» Input rows:
···
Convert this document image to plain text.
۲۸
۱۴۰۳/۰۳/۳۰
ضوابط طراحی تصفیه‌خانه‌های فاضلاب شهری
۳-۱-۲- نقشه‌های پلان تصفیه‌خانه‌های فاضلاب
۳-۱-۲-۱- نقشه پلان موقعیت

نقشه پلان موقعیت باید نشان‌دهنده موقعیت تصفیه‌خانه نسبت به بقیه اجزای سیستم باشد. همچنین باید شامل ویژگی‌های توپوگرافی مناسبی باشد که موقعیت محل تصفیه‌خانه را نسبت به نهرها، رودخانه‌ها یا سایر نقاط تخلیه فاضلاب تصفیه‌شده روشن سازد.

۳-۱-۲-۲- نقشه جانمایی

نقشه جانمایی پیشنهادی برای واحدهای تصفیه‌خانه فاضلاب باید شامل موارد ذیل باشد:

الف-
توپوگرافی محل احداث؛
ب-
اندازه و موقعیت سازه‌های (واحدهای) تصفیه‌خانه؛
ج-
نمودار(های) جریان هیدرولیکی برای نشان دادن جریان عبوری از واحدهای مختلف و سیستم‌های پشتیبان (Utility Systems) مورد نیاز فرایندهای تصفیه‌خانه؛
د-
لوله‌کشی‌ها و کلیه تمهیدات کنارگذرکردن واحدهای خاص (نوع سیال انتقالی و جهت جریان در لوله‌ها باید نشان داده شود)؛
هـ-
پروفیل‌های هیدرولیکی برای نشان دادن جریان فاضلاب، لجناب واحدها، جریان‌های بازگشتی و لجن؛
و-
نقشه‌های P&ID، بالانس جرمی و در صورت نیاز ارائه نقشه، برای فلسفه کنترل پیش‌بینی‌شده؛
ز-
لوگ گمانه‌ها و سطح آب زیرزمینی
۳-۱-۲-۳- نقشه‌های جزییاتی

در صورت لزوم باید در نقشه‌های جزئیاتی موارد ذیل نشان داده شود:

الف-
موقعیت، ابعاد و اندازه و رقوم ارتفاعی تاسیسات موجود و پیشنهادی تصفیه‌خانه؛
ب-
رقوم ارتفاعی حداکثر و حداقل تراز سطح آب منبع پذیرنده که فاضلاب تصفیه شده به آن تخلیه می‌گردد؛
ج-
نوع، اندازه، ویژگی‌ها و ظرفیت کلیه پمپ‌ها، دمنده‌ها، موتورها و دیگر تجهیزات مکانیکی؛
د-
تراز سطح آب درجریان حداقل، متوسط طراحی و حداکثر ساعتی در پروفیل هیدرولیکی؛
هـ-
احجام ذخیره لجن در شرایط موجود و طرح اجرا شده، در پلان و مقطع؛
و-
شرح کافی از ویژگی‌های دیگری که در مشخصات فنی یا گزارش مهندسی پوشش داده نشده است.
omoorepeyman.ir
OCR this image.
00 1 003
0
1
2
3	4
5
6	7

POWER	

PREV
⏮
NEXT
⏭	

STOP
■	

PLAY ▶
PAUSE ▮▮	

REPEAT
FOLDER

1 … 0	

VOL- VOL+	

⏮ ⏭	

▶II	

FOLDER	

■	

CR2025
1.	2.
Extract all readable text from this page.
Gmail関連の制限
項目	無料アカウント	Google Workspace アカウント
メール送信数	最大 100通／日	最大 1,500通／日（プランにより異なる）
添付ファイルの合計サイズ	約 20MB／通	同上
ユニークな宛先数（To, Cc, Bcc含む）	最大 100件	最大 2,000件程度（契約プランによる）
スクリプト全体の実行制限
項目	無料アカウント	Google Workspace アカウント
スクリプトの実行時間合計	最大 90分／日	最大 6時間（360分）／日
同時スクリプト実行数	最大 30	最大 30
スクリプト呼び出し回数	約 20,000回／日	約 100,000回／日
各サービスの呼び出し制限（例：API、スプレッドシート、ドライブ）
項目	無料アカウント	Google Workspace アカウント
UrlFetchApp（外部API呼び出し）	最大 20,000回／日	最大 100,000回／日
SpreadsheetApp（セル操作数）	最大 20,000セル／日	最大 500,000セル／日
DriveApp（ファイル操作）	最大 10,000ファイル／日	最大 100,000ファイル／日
···
» Request: The answer consists only of the lines from the one containing "OCR this image." to the end of the records, each written out exactly.

» Result below:
OCR this image.
00 1 003
0
1
2
3	4
5
6	7

POWER	

PREV
⏮
NEXT
⏭	

STOP
■	

PLAY ▶
PAUSE ▮▮	

REPEAT
FOLDER

1 … 0	

VOL- VOL+	

⏮ ⏭	

▶II	

FOLDER	

■	

CR2025
1.	2.
Extract all readable text from this page.
Gmail関連の制限
項目	無料アカウント	Google Workspace アカウント
メール送信数	最大 100通／日	最大 1,500通／日（プランにより異なる）
添付ファイルの合計サイズ	約 20MB／通	同上
ユニークな宛先数（To, Cc, Bcc含む）	最大 100件	最大 2,000件程度（契約プランによる）
スクリプト全体の実行制限
項目	無料アカウント	Google Workspace アカウント
スクリプトの実行時間合計	最大 90分／日	最大 6時間（360分）／日
同時スクリプト実行数	最大 30	最大 30
スクリプト呼び出し回数	約 20,000回／日	約 100,000回／日
各サービスの呼び出し制限（例：API、スプレッドシート、ドライブ）
項目	無料アカウント	Google Workspace アカウント
UrlFetchApp（外部API呼び出し）	最大 20,000回／日	最大 100,000回／日
SpreadsheetApp（セル操作数）	最大 20,000セル／日	最大 500,000セル／日
DriveApp（ファイル操作）	最大 10,000ファイル／日	最大 100,000ファイル／日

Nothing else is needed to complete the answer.